╔══

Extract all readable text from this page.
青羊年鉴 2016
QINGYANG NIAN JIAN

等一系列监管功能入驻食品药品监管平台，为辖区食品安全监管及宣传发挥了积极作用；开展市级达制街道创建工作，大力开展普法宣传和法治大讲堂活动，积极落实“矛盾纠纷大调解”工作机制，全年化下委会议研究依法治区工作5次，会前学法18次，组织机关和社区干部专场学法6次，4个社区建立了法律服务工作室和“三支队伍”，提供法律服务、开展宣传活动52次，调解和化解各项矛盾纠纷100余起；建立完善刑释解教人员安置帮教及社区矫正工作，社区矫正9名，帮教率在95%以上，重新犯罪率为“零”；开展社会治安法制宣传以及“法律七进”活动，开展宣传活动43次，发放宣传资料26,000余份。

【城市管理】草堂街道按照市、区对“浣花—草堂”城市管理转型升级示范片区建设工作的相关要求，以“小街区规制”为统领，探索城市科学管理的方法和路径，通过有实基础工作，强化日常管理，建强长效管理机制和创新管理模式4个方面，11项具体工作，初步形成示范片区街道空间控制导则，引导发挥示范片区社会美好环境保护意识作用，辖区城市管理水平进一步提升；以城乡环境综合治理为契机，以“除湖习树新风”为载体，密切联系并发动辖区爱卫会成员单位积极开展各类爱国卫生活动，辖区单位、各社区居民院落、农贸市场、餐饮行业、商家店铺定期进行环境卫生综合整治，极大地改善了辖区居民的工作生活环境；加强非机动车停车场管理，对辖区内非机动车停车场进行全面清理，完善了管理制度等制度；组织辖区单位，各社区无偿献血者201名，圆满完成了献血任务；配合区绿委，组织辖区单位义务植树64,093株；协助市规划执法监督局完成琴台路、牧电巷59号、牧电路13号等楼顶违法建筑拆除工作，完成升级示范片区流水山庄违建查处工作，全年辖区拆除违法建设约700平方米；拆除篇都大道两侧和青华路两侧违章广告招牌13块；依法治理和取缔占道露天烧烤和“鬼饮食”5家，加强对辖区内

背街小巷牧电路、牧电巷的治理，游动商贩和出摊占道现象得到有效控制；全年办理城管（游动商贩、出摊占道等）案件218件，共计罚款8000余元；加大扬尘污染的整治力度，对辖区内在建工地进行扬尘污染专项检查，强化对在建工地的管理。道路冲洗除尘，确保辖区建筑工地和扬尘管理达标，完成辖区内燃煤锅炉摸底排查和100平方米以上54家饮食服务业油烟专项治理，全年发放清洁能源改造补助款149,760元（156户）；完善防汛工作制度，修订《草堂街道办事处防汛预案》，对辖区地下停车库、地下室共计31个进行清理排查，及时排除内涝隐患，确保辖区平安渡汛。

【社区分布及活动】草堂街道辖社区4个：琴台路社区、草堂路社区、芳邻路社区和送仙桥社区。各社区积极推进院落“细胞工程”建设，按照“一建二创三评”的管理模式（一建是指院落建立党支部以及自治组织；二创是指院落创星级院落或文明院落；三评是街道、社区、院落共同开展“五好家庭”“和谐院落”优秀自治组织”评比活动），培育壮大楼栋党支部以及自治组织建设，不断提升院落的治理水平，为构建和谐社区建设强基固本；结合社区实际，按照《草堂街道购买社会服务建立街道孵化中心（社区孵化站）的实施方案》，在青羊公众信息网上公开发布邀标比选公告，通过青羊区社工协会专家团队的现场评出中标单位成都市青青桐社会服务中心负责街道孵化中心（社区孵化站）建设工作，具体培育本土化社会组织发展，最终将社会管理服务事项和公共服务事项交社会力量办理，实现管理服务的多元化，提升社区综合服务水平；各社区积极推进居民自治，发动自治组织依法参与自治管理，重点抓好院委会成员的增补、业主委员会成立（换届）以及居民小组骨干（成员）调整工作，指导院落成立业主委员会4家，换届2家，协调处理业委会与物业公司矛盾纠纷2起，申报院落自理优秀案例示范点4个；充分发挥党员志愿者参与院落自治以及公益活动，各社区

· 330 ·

╚══

- Short task: Reproduce the full listing exactly.

- Solution for this problem:
Extract all readable text from this page.
青羊年鉴 2016
QINGYANG NIAN JIAN

等一系列监管功能入驻食品药品监管平台，为辖区食品安全监管及宣传发挥了积极作用；开展市级达制街道创建工作，大力开展普法宣传和法治大讲堂活动，积极落实“矛盾纠纷大调解”工作机制，全年化下委会议研究依法治区工作5次，会前学法18次，组织机关和社区干部专场学法6次，4个社区建立了法律服务工作室和“三支队伍”，提供法律服务、开展宣传活动52次，调解和化解各项矛盾纠纷100余起；建立完善刑释解教人员安置帮教及社区矫正工作，社区矫正9名，帮教率在95%以上，重新犯罪率为“零”；开展社会治安法制宣传以及“法律七进”活动，开展宣传活动43次，发放宣传资料26,000余份。

【城市管理】草堂街道按照市、区对“浣花—草堂”城市管理转型升级示范片区建设工作的相关要求，以“小街区规制”为统领，探索城市科学管理的方法和路径，通过有实基础工作，强化日常管理，建强长效管理机制和创新管理模式4个方面，11项具体工作，初步形成示范片区街道空间控制导则，引导发挥示范片区社会美好环境保护意识作用，辖区城市管理水平进一步提升；以城乡环境综合治理为契机，以“除湖习树新风”为载体，密切联系并发动辖区爱卫会成员单位积极开展各类爱国卫生活动，辖区单位、各社区居民院落、农贸市场、餐饮行业、商家店铺定期进行环境卫生综合整治，极大地改善了辖区居民的工作生活环境；加强非机动车停车场管理，对辖区内非机动车停车场进行全面清理，完善了管理制度等制度；组织辖区单位，各社区无偿献血者201名，圆满完成了献血任务；配合区绿委，组织辖区单位义务植树64,093株；协助市规划执法监督局完成琴台路、牧电巷59号、牧电路13号等楼顶违法建筑拆除工作，完成升级示范片区流水山庄违建查处工作，全年辖区拆除违法建设约700平方米；拆除篇都大道两侧和青华路两侧违章广告招牌13块；依法治理和取缔占道露天烧烤和“鬼饮食”5家，加强对辖区内

背街小巷牧电路、牧电巷的治理，游动商贩和出摊占道现象得到有效控制；全年办理城管（游动商贩、出摊占道等）案件218件，共计罚款8000余元；加大扬尘污染的整治力度，对辖区内在建工地进行扬尘污染专项检查，强化对在建工地的管理。道路冲洗除尘，确保辖区建筑工地和扬尘管理达标，完成辖区内燃煤锅炉摸底排查和100平方米以上54家饮食服务业油烟专项治理，全年发放清洁能源改造补助款149,760元（156户）；完善防汛工作制度，修订《草堂街道办事处防汛预案》，对辖区地下停车库、地下室共计31个进行清理排查，及时排除内涝隐患，确保辖区平安渡汛。

【社区分布及活动】草堂街道辖社区4个：琴台路社区、草堂路社区、芳邻路社区和送仙桥社区。各社区积极推进院落“细胞工程”建设，按照“一建二创三评”的管理模式（一建是指院落建立党支部以及自治组织；二创是指院落创星级院落或文明院落；三评是街道、社区、院落共同开展“五好家庭”“和谐院落”优秀自治组织”评比活动），培育壮大楼栋党支部以及自治组织建设，不断提升院落的治理水平，为构建和谐社区建设强基固本；结合社区实际，按照《草堂街道购买社会服务建立街道孵化中心（社区孵化站）的实施方案》，在青羊公众信息网上公开发布邀标比选公告，通过青羊区社工协会专家团队的现场评出中标单位成都市青青桐社会服务中心负责街道孵化中心（社区孵化站）建设工作，具体培育本土化社会组织发展，最终将社会管理服务事项和公共服务事项交社会力量办理，实现管理服务的多元化，提升社区综合服务水平；各社区积极推进居民自治，发动自治组织依法参与自治管理，重点抓好院委会成员的增补、业主委员会成立（换届）以及居民小组骨干（成员）调整工作，指导院落成立业主委员会4家，换届2家，协调处理业委会与物业公司矛盾纠纷2起，申报院落自理优秀案例示范点4个；充分发挥党员志愿者参与院落自治以及公益活动，各社区

· 330 ·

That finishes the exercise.